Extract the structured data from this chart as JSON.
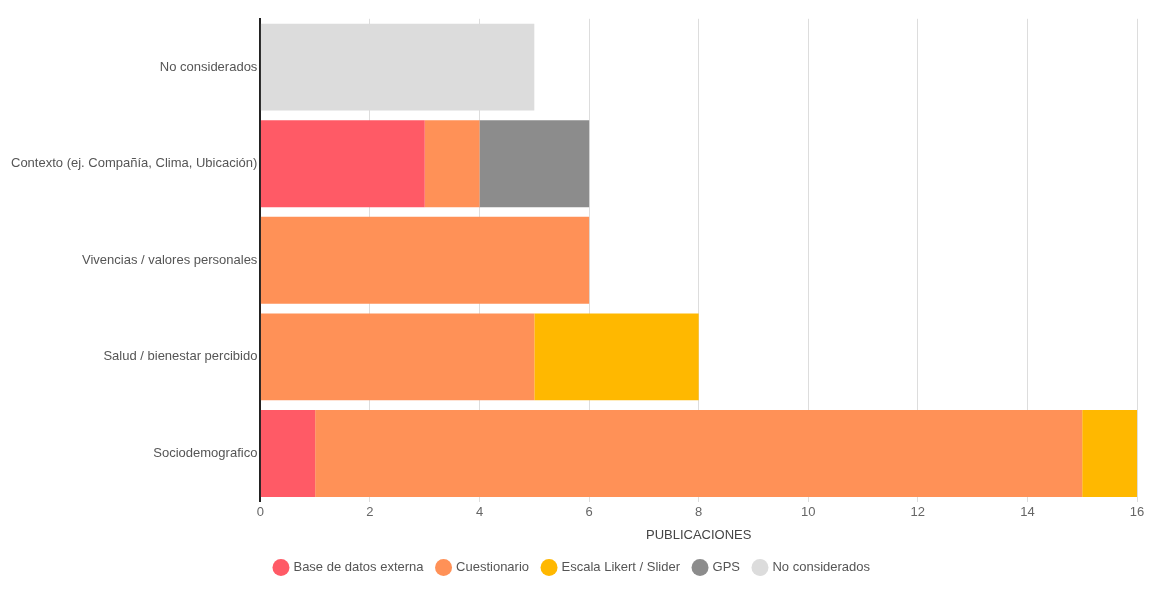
{
  "chart_data": {
    "type": "bar",
    "orientation": "horizontal",
    "stacked": true,
    "xlabel": "PUBLICACIONES",
    "categories": [
      "No considerados",
      "Contexto (ej. Compañía, Clima, Ubicación)",
      "Vivencias / valores personales",
      "Salud / bienestar percibido",
      "Sociodemografico"
    ],
    "series": [
      {
        "name": "Base de datos externa",
        "color": "#ff5a66",
        "values": [
          null,
          3,
          null,
          null,
          1
        ]
      },
      {
        "name": "Cuestionario",
        "color": "#ff9157",
        "values": [
          null,
          1,
          6,
          5,
          14
        ]
      },
      {
        "name": "Escala Likert / Slider",
        "color": "#ffb800",
        "values": [
          null,
          null,
          null,
          3,
          1
        ]
      },
      {
        "name": "GPS",
        "color": "#8c8c8c",
        "values": [
          null,
          2,
          null,
          null,
          null
        ]
      },
      {
        "name": "No considerados",
        "color": "#dcdcdc",
        "values": [
          5,
          null,
          null,
          null,
          null
        ]
      }
    ],
    "xlim": [
      0,
      16
    ],
    "xticks": [
      0,
      2,
      4,
      6,
      8,
      10,
      12,
      14,
      16
    ],
    "grid": "x",
    "legend": "bottom"
  }
}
-*-*-
Transcribe all entries above exactly. Drop the pictures.

Extract the structured data from this chart as JSON.
{
  "chart_data": {
    "type": "bar",
    "orientation": "horizontal",
    "stacked": true,
    "xlabel": "PUBLICACIONES",
    "categories": [
      "No considerados",
      "Contexto (ej. Compañía, Clima, Ubicación)",
      "Vivencias / valores personales",
      "Salud / bienestar percibido",
      "Sociodemografico"
    ],
    "series": [
      {
        "name": "Base de datos externa",
        "color": "#ff5a66",
        "values": [
          null,
          3,
          null,
          null,
          1
        ]
      },
      {
        "name": "Cuestionario",
        "color": "#ff9157",
        "values": [
          null,
          1,
          6,
          5,
          14
        ]
      },
      {
        "name": "Escala Likert / Slider",
        "color": "#ffb800",
        "values": [
          null,
          null,
          null,
          3,
          1
        ]
      },
      {
        "name": "GPS",
        "color": "#8c8c8c",
        "values": [
          null,
          2,
          null,
          null,
          null
        ]
      },
      {
        "name": "No considerados",
        "color": "#dcdcdc",
        "values": [
          5,
          null,
          null,
          null,
          null
        ]
      }
    ],
    "xlim": [
      0,
      16
    ],
    "xticks": [
      0,
      2,
      4,
      6,
      8,
      10,
      12,
      14,
      16
    ],
    "grid": "x",
    "legend": "bottom"
  }
}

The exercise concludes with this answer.